**Exercise inputs:**
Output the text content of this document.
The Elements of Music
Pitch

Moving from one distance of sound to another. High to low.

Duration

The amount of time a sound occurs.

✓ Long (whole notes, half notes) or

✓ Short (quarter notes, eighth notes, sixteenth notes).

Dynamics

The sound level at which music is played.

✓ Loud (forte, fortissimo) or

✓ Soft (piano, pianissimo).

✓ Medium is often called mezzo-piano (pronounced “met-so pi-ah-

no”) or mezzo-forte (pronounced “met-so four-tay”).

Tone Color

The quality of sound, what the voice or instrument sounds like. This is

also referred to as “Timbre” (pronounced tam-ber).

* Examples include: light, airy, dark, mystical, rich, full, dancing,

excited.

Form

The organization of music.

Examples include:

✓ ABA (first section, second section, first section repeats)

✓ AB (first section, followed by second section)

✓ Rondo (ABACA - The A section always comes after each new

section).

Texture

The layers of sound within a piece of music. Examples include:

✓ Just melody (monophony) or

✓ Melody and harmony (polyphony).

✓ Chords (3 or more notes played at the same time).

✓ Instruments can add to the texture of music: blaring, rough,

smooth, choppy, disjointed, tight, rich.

**Written instruction:** From the data, pick out every line that includes "Examples".

**The output:**
* Examples include: light, airy, dark, mystical, rich, full, dancing,
Examples include:
The layers of sound within a piece of music. Examples include:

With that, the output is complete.